Written exercise:
Gather from the material every line that contains the string "JSON".

Dataset entries:
****************

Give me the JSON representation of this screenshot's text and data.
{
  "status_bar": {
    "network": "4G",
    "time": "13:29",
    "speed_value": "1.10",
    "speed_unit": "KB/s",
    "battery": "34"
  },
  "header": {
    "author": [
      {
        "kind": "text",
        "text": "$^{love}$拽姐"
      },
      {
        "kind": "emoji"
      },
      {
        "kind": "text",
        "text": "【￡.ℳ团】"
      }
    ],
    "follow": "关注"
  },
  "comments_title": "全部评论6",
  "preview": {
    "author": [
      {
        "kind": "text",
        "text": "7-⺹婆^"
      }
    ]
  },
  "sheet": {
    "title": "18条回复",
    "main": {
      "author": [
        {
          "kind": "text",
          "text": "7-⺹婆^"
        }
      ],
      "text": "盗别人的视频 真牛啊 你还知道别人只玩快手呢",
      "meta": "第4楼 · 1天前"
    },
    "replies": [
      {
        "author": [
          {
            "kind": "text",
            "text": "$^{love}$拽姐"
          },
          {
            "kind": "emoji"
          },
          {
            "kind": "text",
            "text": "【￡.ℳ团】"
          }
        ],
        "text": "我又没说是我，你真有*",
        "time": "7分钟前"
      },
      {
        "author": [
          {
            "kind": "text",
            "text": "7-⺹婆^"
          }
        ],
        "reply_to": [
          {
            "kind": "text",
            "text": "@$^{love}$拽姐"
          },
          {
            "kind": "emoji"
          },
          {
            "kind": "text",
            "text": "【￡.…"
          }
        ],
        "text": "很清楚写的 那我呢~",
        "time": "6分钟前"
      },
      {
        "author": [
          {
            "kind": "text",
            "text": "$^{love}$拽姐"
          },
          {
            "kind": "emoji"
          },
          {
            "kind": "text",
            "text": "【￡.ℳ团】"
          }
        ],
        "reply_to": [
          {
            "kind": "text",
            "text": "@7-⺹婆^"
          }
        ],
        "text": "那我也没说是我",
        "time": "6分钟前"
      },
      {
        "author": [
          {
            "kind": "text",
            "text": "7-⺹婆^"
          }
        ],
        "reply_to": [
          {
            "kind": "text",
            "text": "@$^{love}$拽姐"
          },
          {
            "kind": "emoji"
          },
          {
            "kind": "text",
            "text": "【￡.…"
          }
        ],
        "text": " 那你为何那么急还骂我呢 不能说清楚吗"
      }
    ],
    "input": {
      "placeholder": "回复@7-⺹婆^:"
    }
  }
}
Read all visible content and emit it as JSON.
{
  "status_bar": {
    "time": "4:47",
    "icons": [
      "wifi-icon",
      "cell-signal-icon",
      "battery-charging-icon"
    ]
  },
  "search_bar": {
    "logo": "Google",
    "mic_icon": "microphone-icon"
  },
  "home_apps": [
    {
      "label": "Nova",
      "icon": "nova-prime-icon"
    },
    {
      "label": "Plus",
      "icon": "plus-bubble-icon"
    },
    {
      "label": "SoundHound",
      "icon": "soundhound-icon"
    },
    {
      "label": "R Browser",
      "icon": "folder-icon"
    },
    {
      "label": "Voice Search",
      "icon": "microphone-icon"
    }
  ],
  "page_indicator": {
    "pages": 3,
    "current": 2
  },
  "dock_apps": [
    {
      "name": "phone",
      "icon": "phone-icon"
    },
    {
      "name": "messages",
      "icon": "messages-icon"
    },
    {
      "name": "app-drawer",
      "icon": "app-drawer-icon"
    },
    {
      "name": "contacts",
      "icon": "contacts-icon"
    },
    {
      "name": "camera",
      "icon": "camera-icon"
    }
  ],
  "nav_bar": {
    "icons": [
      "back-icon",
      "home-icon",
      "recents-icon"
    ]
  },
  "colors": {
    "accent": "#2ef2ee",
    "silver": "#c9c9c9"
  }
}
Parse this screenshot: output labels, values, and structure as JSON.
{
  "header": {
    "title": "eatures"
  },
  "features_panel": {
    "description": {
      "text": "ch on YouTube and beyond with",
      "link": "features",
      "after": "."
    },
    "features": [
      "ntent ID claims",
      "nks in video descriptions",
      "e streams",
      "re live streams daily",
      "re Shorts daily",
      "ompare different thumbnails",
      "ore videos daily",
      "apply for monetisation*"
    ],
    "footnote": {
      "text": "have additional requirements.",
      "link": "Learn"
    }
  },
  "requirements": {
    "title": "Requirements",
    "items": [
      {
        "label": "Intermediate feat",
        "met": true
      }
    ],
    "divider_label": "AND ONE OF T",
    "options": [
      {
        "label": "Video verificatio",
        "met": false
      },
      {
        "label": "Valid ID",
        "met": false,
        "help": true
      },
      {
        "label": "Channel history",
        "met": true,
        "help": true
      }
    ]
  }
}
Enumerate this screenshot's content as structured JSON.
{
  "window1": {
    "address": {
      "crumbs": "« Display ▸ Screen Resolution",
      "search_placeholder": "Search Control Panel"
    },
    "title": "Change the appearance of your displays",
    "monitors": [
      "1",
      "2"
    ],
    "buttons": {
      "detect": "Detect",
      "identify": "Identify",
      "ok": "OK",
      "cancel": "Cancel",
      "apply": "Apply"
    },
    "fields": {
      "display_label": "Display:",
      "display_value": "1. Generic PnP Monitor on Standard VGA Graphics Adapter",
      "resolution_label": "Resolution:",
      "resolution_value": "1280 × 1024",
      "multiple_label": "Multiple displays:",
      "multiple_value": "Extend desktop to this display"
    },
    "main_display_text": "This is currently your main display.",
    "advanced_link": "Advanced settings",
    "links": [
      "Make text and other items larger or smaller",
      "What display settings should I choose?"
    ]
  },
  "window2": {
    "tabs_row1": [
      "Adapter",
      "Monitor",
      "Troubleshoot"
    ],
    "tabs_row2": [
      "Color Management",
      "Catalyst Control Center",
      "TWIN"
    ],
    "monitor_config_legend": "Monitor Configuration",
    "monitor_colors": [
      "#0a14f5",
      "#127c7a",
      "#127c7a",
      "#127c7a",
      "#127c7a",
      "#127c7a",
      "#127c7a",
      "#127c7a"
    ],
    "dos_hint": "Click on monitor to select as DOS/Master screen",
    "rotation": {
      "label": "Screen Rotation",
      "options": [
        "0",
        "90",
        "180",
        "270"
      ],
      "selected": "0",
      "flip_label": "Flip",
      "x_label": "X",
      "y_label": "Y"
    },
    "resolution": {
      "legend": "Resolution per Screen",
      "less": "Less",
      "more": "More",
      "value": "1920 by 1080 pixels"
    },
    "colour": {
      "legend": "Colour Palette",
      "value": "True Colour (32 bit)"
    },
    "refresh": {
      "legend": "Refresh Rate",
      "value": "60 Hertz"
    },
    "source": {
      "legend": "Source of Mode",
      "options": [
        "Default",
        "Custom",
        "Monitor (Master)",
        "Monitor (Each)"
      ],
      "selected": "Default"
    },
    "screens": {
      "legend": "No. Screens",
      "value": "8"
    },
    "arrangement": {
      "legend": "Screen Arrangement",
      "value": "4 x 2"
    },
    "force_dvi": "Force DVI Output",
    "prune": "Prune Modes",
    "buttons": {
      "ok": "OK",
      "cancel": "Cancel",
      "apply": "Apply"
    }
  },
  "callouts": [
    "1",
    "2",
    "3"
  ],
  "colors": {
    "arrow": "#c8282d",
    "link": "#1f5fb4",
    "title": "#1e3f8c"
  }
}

****************

Worked solution:
Give me the JSON representation of this screenshot's text and data.
Read all visible content and emit it as JSON.
Parse this screenshot: output labels, values, and structure as JSON.
Enumerate this screenshot's content as structured JSON.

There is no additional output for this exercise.